» Given problem: Copy whichever lines contain the string "Name".

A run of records
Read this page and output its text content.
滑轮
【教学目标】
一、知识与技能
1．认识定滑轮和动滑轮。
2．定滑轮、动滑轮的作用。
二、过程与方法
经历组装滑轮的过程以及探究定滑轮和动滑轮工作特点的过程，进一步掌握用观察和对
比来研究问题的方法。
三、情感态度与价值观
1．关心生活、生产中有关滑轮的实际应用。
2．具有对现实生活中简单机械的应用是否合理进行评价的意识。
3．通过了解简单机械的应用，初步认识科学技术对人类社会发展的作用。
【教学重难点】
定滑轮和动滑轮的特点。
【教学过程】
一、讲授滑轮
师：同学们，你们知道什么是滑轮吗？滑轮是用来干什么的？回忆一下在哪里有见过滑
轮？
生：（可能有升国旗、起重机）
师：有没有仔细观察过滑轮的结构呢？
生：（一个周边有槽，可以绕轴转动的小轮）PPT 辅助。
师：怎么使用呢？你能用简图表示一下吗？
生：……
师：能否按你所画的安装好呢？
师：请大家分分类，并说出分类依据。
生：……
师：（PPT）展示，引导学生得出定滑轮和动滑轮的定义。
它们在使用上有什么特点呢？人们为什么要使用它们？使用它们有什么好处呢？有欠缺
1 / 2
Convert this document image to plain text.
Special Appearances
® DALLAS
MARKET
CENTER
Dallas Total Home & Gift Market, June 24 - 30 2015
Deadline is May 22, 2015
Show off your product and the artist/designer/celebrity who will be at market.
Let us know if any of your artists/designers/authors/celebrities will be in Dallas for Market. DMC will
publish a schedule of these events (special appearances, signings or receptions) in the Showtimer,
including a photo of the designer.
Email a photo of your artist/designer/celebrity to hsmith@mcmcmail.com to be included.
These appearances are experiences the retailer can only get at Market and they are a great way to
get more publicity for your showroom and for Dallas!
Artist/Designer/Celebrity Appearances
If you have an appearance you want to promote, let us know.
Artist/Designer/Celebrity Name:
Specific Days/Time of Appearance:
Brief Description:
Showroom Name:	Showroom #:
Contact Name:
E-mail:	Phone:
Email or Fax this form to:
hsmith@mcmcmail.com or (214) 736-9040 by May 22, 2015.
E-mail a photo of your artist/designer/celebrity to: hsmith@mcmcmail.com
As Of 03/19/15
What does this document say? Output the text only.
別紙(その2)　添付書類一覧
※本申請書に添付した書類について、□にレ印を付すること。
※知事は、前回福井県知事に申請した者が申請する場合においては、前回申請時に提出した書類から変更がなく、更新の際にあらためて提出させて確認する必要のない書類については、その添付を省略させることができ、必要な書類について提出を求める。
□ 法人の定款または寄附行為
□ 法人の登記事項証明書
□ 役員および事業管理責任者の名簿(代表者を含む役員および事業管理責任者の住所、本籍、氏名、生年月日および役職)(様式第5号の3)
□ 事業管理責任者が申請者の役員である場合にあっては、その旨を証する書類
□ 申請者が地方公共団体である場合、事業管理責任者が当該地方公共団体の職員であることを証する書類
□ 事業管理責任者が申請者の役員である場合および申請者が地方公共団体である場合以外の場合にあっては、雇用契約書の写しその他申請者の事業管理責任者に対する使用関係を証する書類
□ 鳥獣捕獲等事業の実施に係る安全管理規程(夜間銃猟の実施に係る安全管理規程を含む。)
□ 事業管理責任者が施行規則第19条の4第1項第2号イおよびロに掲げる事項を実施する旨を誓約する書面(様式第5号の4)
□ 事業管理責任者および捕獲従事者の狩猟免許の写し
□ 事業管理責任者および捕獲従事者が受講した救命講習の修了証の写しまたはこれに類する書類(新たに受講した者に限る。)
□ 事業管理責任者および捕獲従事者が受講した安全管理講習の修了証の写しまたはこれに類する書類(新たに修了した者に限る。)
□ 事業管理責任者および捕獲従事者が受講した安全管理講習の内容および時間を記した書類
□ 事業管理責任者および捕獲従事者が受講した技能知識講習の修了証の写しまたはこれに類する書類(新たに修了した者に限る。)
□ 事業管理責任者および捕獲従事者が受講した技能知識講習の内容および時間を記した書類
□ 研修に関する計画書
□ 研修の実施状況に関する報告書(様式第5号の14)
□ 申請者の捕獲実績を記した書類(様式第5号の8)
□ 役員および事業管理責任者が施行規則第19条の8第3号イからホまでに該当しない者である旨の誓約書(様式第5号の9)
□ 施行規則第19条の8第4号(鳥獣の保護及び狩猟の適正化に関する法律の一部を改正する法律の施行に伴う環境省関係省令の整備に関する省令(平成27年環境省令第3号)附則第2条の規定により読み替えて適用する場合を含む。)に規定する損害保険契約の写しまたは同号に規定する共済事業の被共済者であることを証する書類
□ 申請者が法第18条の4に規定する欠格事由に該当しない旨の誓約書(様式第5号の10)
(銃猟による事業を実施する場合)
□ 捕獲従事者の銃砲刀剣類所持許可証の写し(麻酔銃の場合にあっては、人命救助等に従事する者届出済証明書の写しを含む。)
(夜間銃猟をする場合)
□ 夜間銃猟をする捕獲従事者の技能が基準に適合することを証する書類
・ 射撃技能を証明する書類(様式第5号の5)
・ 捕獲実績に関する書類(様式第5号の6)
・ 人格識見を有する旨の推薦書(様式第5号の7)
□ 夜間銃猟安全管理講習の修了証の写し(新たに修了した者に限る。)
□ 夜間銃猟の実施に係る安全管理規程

» Exercise answer:
Artist/Designer/Celebrity Name:
Showroom Name:	Showroom #:
Contact Name:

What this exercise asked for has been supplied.